### The problem
Return every record below exactly as written, omitting any pictures.

### Records
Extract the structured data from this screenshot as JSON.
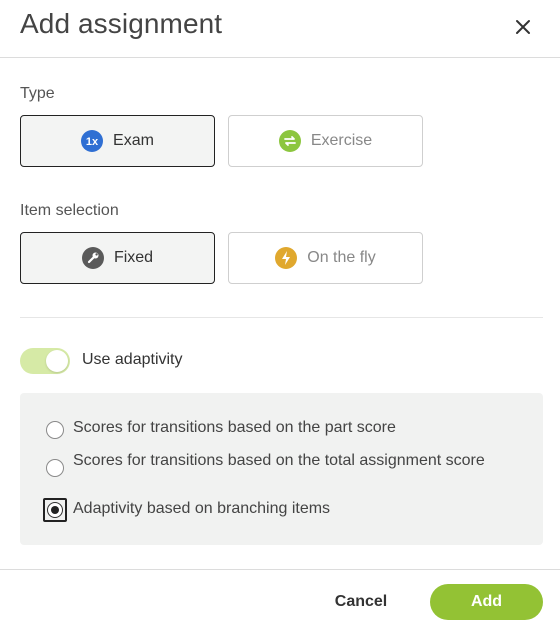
{
  "dialog": {
    "title": "Add assignment"
  },
  "type": {
    "label": "Type",
    "options": [
      {
        "label": "Exam",
        "icon": "one-x-icon",
        "icon_color": "#2f6fd3",
        "selected": true
      },
      {
        "label": "Exercise",
        "icon": "repeat-icon",
        "icon_color": "#8cc63f",
        "selected": false
      }
    ]
  },
  "item_selection": {
    "label": "Item selection",
    "options": [
      {
        "label": "Fixed",
        "icon": "wrench-icon",
        "icon_color": "#555555",
        "selected": true
      },
      {
        "label": "On the fly",
        "icon": "lightning-icon",
        "icon_color": "#e0a82e",
        "selected": false
      }
    ]
  },
  "adaptivity": {
    "toggle_label": "Use adaptivity",
    "enabled": true,
    "options": [
      {
        "label": "Scores for transitions based on the part score",
        "selected": false
      },
      {
        "label": "Scores for transitions based on the total assignment score",
        "selected": false
      },
      {
        "label": "Adaptivity based on branching items",
        "selected": true
      }
    ]
  },
  "footer": {
    "cancel_label": "Cancel",
    "add_label": "Add"
  },
  "colors": {
    "accent": "#93c234",
    "toggle_track": "#d6eaa6"
  }
}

### Output of the exercise
Extract the structured data from this screenshot as JSON.
{
  "dialog": {
    "title": "Add assignment"
  },
  "type": {
    "label": "Type",
    "options": [
      {
        "label": "Exam",
        "icon": "one-x-icon",
        "icon_color": "#2f6fd3",
        "selected": true
      },
      {
        "label": "Exercise",
        "icon": "repeat-icon",
        "icon_color": "#8cc63f",
        "selected": false
      }
    ]
  },
  "item_selection": {
    "label": "Item selection",
    "options": [
      {
        "label": "Fixed",
        "icon": "wrench-icon",
        "icon_color": "#555555",
        "selected": true
      },
      {
        "label": "On the fly",
        "icon": "lightning-icon",
        "icon_color": "#e0a82e",
        "selected": false
      }
    ]
  },
  "adaptivity": {
    "toggle_label": "Use adaptivity",
    "enabled": true,
    "options": [
      {
        "label": "Scores for transitions based on the part score",
        "selected": false
      },
      {
        "label": "Scores for transitions based on the total assignment score",
        "selected": false
      },
      {
        "label": "Adaptivity based on branching items",
        "selected": true
      }
    ]
  },
  "footer": {
    "cancel_label": "Cancel",
    "add_label": "Add"
  },
  "colors": {
    "accent": "#93c234",
    "toggle_track": "#d6eaa6"
  }
}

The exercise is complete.